AVAILABLE RECORDS:
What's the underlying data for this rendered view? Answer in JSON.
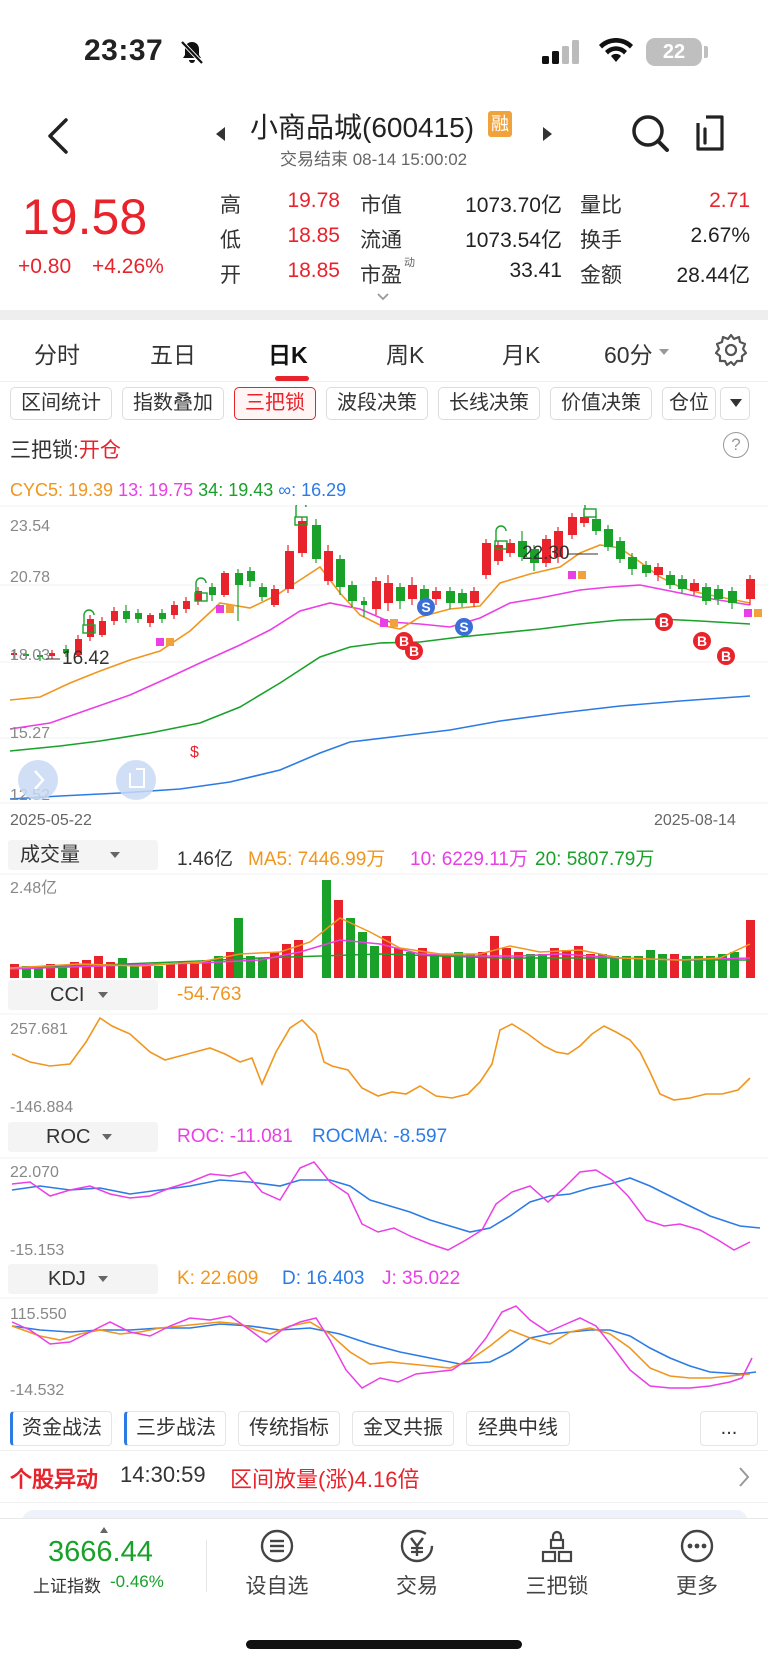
{
  "status_bar": {
    "time": "23:37",
    "battery": "22"
  },
  "header": {
    "title": "小商品城(600415)",
    "badge": "融",
    "trade_status": "交易结束 08-14 15:00:02"
  },
  "price": {
    "last": "19.58",
    "change": "+0.80",
    "change_pct": "+4.26%"
  },
  "quote": [
    {
      "label": "高",
      "value": "19.78",
      "color": "#e8232c"
    },
    {
      "label": "低",
      "value": "18.85",
      "color": "#e8232c"
    },
    {
      "label": "开",
      "value": "18.85",
      "color": "#e8232c"
    },
    {
      "label": "市值",
      "value": "1073.70亿",
      "color": "#222222"
    },
    {
      "label": "流通",
      "value": "1073.54亿",
      "color": "#222222"
    },
    {
      "label": "市盈",
      "sup": "动",
      "value": "33.41",
      "color": "#222222"
    },
    {
      "label": "量比",
      "value": "2.71",
      "color": "#e8232c"
    },
    {
      "label": "换手",
      "value": "2.67%",
      "color": "#222222"
    },
    {
      "label": "金额",
      "value": "28.44亿",
      "color": "#222222"
    }
  ],
  "tabs": [
    "分时",
    "五日",
    "日K",
    "周K",
    "月K",
    "60分"
  ],
  "indicator_chips": [
    "区间统计",
    "指数叠加",
    "三把锁",
    "波段决策",
    "长线决策",
    "价值决策",
    "仓位"
  ],
  "sanbasuo": {
    "label": "三把锁:",
    "status": "开仓"
  },
  "ma": {
    "cyc5": "CYC5: 19.39",
    "c13": "13: 19.75",
    "c34": "34: 19.43",
    "cinf": "∞: 16.29"
  },
  "kline": {
    "y_labels": [
      "23.54",
      "20.78",
      "18.03",
      "15.27",
      "12.52"
    ],
    "start_date": "2025-05-22",
    "end_date": "2025-08-14",
    "high_note": "22.30",
    "low_note": "16.42",
    "signals": [
      "S",
      "S",
      "B",
      "B",
      "B",
      "B",
      "B"
    ]
  },
  "volume": {
    "name": "成交量",
    "current": "1.46亿",
    "ma5": "MA5: 7446.99万",
    "ma10": "10: 6229.11万",
    "ma20": "20: 5807.79万",
    "max_label": "2.48亿"
  },
  "cci": {
    "name": "CCI",
    "value": "-54.763",
    "max": "257.681",
    "min": "-146.884"
  },
  "roc": {
    "name": "ROC",
    "roc": "ROC: -11.081",
    "rocma": "ROCMA: -8.597",
    "max": "22.070",
    "min": "-15.153"
  },
  "kdj": {
    "name": "KDJ",
    "k": "K: 22.609",
    "d": "D: 16.403",
    "j": "J: 35.022",
    "max": "115.550",
    "min": "-14.532"
  },
  "strategy_tabs": [
    "资金战法",
    "三步战法",
    "传统指标",
    "金叉共振",
    "经典中线",
    "..."
  ],
  "alert": {
    "title": "个股异动",
    "time": "14:30:59",
    "text": "区间放量(涨)4.16倍"
  },
  "index": {
    "value": "3666.44",
    "name": "上证指数",
    "change": "-0.46%"
  },
  "nav": [
    "设自选",
    "交易",
    "三把锁",
    "更多"
  ],
  "colors": {
    "up": "#e8232c",
    "down": "#19a12a",
    "cyc5": "#f0961e",
    "c13": "#ea3ee6",
    "c34": "#19a12a",
    "cinf": "#2c7be5"
  }
}
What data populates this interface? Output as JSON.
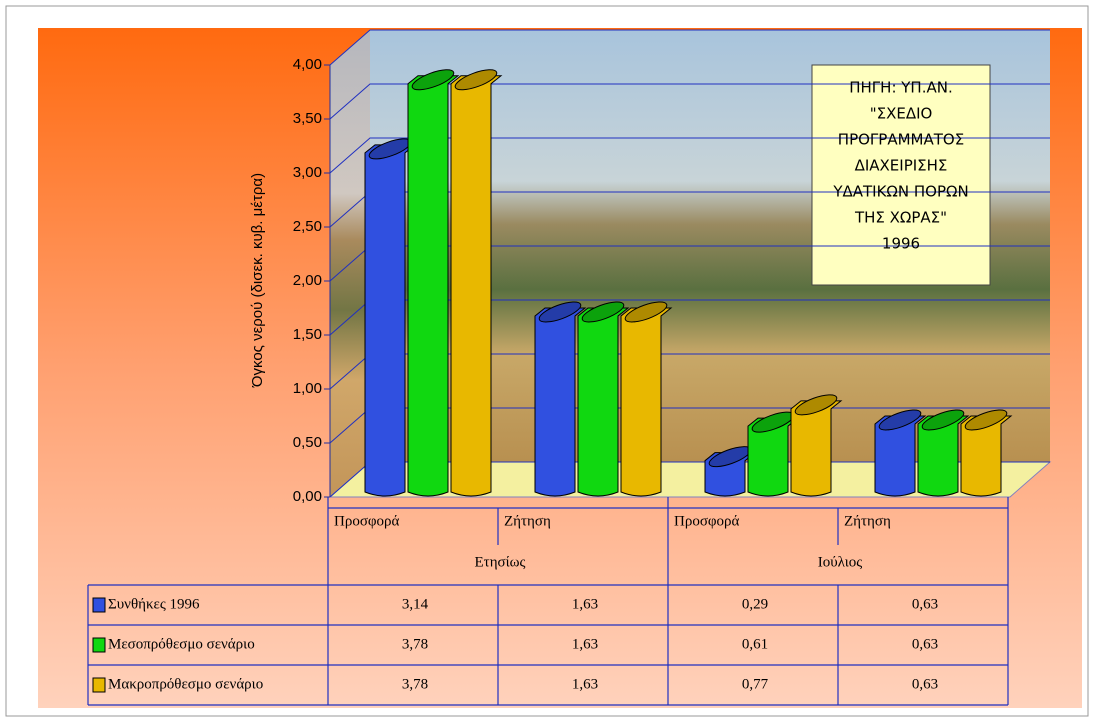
{
  "chart_data": {
    "type": "bar",
    "y_label": "Όγκος νερού (δισεκ. κυβ. μέτρα)",
    "categories": [
      "Προσφορά",
      "Ζήτηση",
      "Προσφορά",
      "Ζήτηση"
    ],
    "groups": [
      "Ετησίως",
      "Ιούλιος"
    ],
    "annotation": [
      "ΠΗΓΗ: ΥΠ.ΑΝ.",
      "\"ΣΧΕΔΙΟ",
      "ΠΡΟΓΡΑΜΜΑΤΟΣ",
      "ΔΙΑΧΕΙΡΙΣΗΣ",
      "ΥΔΑΤΙΚΩΝ ΠΟΡΩΝ",
      "ΤΗΣ ΧΩΡΑΣ\"",
      "1996"
    ],
    "series": [
      {
        "name": "Συνθήκες 1996",
        "color": "#3050e0",
        "values": [
          3.14,
          1.63,
          0.29,
          0.63
        ],
        "value_labels": [
          "3,14",
          "1,63",
          "0,29",
          "0,63"
        ]
      },
      {
        "name": "Μεσοπρόθεσμο σενάριο",
        "color": "#10d810",
        "values": [
          3.78,
          1.63,
          0.61,
          0.63
        ],
        "value_labels": [
          "3,78",
          "1,63",
          "0,61",
          "0,63"
        ]
      },
      {
        "name": "Μακροπρόθεσμο σενάριο",
        "color": "#e8b800",
        "values": [
          3.78,
          1.63,
          0.77,
          0.63
        ],
        "value_labels": [
          "3,78",
          "1,63",
          "0,77",
          "0,63"
        ]
      }
    ],
    "ylim": [
      0,
      4
    ],
    "yticks": [
      {
        "value": 0,
        "label": "0,00"
      },
      {
        "value": 0.5,
        "label": "0,50"
      },
      {
        "value": 1,
        "label": "1,00"
      },
      {
        "value": 1.5,
        "label": "1,50"
      },
      {
        "value": 2,
        "label": "2,00"
      },
      {
        "value": 2.5,
        "label": "2,50"
      },
      {
        "value": 3,
        "label": "3,00"
      },
      {
        "value": 3.5,
        "label": "3,50"
      },
      {
        "value": 4,
        "label": "4,00"
      }
    ],
    "grid": true
  }
}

REQUEST: Select every line of the records holding the string "JSON".

WORKED SOLUTION:
What's the underlying data for this rendered view? Answer in JSON.
What data populates this interface? Output as JSON.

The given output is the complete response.